What the task asks ▸ Without including any pictures, copy each entry below exactly.

(Source records)
§

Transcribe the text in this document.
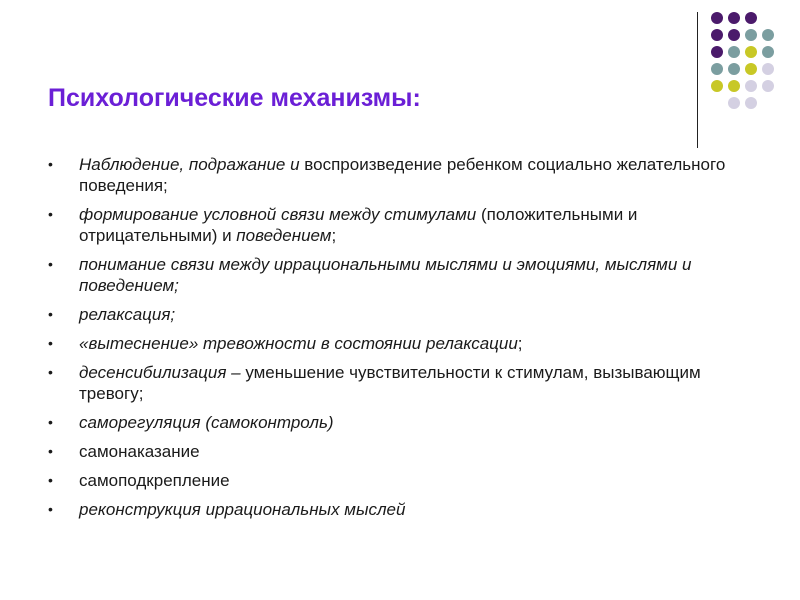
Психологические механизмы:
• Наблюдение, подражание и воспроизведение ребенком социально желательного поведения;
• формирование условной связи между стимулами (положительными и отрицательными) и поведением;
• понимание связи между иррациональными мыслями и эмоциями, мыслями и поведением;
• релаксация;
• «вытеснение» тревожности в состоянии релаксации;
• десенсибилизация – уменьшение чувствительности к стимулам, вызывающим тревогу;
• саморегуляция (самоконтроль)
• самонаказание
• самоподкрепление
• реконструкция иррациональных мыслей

§

Completed exercise ▸
Transcribe the text in this document.
Психологические механизмы:
• Наблюдение, подражание и воспроизведение ребенком социально желательного поведения;
• формирование условной связи между стимулами (положительными и отрицательными) и поведением;
• понимание связи между иррациональными мыслями и эмоциями, мыслями и поведением;
• релаксация;
• «вытеснение» тревожности в состоянии релаксации;
• десенсибилизация – уменьшение чувствительности к стимулам, вызывающим тревогу;
• саморегуляция (самоконтроль)
• самонаказание
• самоподкрепление
• реконструкция иррациональных мыслей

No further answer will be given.